• AIM:
Find every line of the listing below where "being" appears, and copy it.

========================

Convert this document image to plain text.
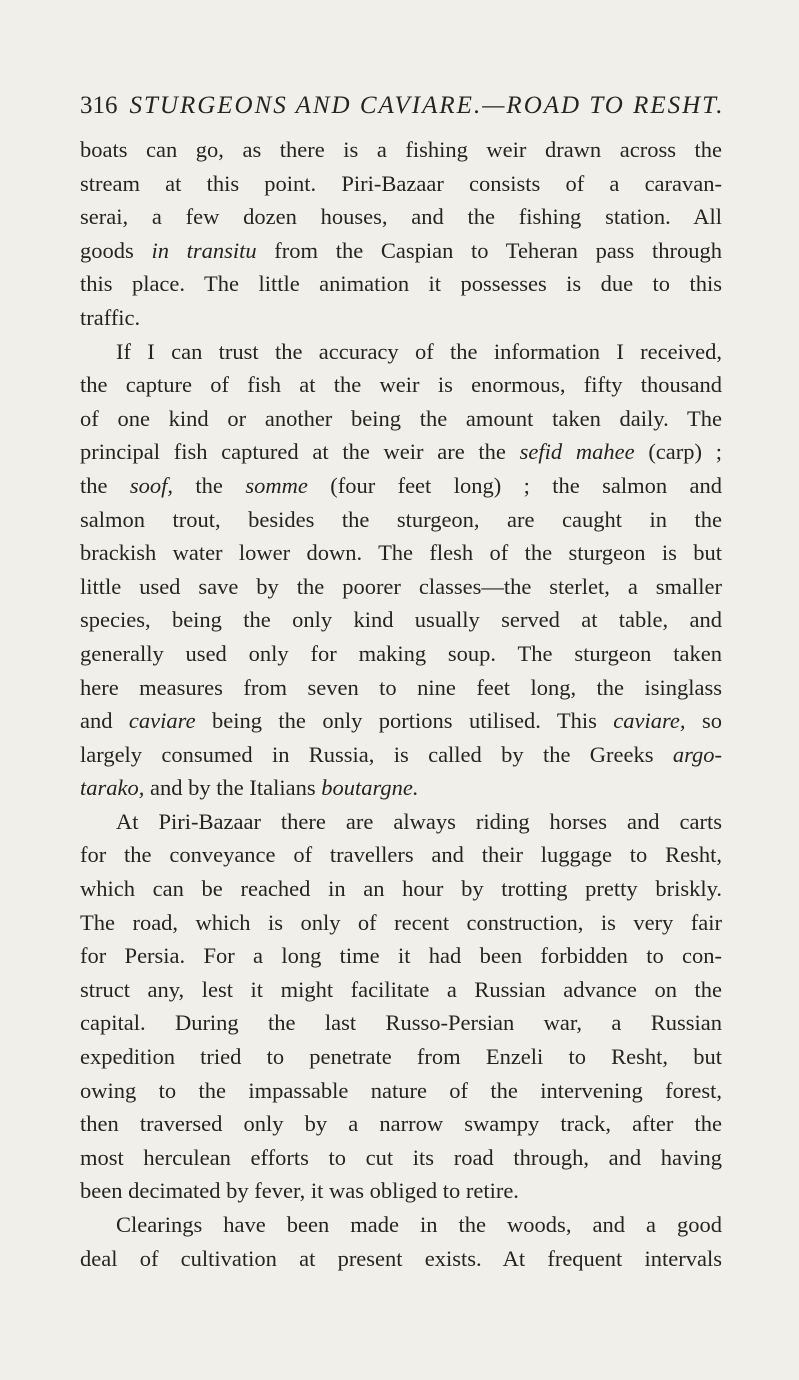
316 STURGEONS AND CAVIARE.—ROAD TO RESHT.
boats can go, as there is a fishing weir drawn across the
stream at this point. Piri-Bazaar consists of a caravan-
serai, a few dozen houses, and the fishing station. All
goods in transitu from the Caspian to Teheran pass through
this place. The little animation it possesses is due to this
traffic.
If I can trust the accuracy of the information I received,
the capture of fish at the weir is enormous, fifty thousand
of one kind or another being the amount taken daily. The
principal fish captured at the weir are the sefid mahee (carp) ;
the soof, the somme (four feet long) ; the salmon and
salmon trout, besides the sturgeon, are caught in the
brackish water lower down. The flesh of the sturgeon is but
little used save by the poorer classes—the sterlet, a smaller
species, being the only kind usually served at table, and
generally used only for making soup. The sturgeon taken
here measures from seven to nine feet long, the isinglass
and caviare being the only portions utilised. This caviare, so
largely consumed in Russia, is called by the Greeks argo-
tarako, and by the Italians boutargne.
At Piri-Bazaar there are always riding horses and carts
for the conveyance of travellers and their luggage to Resht,
which can be reached in an hour by trotting pretty briskly.
The road, which is only of recent construction, is very fair
for Persia. For a long time it had been forbidden to con-
struct any, lest it might facilitate a Russian advance on the
capital. During the last Russo-Persian war, a Russian
expedition tried to penetrate from Enzeli to Resht, but
owing to the impassable nature of the intervening forest,
then traversed only by a narrow swampy track, after the
most herculean efforts to cut its road through, and having
been decimated by fever, it was obliged to retire.
Clearings have been made in the woods, and a good
deal of cultivation at present exists. At frequent intervals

========================

• COMPLETE ANSWER:
of one kind or another being the amount taken daily. The
species, being the only kind usually served at table, and
and caviare being the only portions utilised. This caviare, so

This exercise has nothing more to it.